▶ [The exercise]:
Count every line that has the word "negative" in it; give no more than the number.

▶ [Recorded data]:
-- start --

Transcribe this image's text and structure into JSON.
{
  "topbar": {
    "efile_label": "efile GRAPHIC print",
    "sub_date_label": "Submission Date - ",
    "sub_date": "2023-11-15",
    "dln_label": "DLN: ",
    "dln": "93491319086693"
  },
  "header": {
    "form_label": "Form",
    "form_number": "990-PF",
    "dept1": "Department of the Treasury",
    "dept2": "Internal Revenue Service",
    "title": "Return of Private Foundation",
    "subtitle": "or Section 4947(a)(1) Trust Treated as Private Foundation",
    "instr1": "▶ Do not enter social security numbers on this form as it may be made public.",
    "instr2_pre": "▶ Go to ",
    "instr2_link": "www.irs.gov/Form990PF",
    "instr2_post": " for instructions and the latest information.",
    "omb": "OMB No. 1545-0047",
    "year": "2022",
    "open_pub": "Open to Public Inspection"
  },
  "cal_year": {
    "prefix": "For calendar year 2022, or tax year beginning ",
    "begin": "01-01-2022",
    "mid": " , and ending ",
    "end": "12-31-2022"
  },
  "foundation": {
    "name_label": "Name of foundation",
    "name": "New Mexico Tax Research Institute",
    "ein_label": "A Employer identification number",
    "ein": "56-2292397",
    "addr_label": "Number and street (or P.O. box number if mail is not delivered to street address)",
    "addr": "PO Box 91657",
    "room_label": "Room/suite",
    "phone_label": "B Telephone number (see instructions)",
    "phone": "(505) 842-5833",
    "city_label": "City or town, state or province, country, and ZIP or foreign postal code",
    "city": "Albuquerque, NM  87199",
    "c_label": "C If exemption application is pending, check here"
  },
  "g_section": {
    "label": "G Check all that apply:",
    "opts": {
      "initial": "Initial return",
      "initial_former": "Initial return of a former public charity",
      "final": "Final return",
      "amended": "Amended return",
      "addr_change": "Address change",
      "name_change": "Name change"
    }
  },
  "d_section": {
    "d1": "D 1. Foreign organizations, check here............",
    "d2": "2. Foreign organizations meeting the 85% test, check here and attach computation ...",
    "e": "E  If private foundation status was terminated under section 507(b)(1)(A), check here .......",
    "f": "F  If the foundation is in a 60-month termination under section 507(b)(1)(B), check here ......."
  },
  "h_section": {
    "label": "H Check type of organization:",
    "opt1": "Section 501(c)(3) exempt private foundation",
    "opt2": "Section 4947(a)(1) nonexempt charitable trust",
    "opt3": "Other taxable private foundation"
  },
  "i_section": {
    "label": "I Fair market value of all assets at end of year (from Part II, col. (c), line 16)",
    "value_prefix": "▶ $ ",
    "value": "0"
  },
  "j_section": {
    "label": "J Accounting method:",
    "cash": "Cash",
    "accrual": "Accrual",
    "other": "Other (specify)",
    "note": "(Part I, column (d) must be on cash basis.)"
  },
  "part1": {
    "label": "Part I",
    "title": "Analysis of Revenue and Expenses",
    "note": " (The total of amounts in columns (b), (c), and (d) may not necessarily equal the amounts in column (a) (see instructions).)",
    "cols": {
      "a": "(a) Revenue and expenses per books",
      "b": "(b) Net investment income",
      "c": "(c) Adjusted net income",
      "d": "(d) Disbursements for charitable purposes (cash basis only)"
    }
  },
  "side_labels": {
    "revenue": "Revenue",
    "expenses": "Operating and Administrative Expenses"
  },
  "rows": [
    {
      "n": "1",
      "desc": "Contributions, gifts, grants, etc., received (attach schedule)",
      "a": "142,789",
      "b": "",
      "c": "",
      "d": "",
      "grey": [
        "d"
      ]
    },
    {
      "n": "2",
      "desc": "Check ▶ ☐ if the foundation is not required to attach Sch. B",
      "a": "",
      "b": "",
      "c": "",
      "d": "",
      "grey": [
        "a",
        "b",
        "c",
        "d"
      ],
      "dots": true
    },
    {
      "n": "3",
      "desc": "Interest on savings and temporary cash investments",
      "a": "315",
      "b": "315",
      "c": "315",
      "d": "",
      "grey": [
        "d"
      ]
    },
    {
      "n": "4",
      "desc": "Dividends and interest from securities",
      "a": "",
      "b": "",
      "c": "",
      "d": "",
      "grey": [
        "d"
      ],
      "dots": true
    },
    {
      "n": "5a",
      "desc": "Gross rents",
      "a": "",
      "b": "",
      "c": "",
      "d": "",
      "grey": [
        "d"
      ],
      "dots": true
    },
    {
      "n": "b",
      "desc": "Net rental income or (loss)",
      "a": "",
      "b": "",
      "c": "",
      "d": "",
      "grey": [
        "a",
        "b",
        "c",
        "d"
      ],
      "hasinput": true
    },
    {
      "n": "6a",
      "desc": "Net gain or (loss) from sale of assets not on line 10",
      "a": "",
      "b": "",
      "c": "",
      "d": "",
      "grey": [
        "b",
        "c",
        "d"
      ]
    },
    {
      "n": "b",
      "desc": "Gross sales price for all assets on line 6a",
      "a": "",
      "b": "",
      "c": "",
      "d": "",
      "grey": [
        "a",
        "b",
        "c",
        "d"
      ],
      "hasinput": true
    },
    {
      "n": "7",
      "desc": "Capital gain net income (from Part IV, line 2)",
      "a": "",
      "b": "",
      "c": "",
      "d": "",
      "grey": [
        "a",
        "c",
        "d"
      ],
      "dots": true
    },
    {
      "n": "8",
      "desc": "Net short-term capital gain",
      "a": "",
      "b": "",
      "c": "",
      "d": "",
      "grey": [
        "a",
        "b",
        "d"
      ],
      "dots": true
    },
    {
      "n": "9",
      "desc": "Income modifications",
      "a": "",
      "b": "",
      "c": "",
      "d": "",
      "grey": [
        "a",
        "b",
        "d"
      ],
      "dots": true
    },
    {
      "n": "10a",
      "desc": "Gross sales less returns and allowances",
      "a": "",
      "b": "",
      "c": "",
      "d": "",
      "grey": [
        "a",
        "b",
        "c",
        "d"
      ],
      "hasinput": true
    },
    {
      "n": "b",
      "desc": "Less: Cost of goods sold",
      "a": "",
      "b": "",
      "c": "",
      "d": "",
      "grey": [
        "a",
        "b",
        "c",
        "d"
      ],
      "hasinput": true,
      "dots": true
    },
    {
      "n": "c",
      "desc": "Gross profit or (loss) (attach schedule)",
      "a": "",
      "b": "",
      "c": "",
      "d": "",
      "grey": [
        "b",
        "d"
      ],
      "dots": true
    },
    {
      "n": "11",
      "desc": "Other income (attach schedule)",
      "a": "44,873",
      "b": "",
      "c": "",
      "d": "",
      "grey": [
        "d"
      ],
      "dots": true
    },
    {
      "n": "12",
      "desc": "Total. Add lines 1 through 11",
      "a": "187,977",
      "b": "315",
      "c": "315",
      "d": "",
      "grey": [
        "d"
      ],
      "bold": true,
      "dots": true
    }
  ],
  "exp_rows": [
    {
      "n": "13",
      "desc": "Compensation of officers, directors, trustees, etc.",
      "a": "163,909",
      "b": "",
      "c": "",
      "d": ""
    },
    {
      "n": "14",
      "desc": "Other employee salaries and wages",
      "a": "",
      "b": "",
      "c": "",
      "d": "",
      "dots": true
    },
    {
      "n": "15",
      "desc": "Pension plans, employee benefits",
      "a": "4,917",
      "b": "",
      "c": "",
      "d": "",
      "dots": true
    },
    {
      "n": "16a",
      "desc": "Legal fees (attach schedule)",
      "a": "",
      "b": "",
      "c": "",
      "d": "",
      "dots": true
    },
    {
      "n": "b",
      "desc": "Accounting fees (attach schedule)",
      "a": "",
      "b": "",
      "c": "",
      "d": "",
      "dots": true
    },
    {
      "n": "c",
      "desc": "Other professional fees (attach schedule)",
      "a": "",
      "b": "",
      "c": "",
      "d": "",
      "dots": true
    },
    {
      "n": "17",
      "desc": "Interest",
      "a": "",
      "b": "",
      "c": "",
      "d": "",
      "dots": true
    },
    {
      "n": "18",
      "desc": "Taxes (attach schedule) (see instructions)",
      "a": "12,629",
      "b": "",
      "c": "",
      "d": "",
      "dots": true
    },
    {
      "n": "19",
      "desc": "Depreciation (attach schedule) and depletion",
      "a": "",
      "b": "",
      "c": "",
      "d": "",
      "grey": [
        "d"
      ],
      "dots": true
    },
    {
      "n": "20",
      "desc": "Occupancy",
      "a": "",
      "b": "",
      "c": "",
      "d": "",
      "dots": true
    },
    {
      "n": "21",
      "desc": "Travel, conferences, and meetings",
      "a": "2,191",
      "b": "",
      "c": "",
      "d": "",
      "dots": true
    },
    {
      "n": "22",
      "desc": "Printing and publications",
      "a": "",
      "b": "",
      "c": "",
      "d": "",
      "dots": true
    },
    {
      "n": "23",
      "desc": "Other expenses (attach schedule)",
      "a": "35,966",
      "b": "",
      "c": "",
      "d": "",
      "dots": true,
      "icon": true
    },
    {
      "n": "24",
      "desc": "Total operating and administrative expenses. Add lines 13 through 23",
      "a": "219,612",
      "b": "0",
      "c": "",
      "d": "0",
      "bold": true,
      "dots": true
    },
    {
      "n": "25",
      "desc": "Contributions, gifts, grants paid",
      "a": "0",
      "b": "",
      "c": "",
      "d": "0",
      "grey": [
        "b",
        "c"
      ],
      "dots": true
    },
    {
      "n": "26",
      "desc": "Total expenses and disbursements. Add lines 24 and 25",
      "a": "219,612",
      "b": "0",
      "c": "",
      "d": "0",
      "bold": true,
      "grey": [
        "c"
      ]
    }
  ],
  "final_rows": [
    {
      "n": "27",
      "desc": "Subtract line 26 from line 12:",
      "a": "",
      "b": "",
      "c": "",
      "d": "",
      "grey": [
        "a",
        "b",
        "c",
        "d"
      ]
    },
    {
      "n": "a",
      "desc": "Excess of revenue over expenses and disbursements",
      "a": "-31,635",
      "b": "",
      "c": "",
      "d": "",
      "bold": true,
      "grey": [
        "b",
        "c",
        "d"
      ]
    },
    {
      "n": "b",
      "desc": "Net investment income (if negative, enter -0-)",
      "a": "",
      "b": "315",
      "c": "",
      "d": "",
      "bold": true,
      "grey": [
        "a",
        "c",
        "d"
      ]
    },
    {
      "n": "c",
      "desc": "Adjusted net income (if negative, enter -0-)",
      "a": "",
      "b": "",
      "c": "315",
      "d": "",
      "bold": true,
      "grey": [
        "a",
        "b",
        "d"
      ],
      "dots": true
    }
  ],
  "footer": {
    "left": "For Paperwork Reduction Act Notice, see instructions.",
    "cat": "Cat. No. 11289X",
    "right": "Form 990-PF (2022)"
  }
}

-- end --

▶ [Result of this task]:
2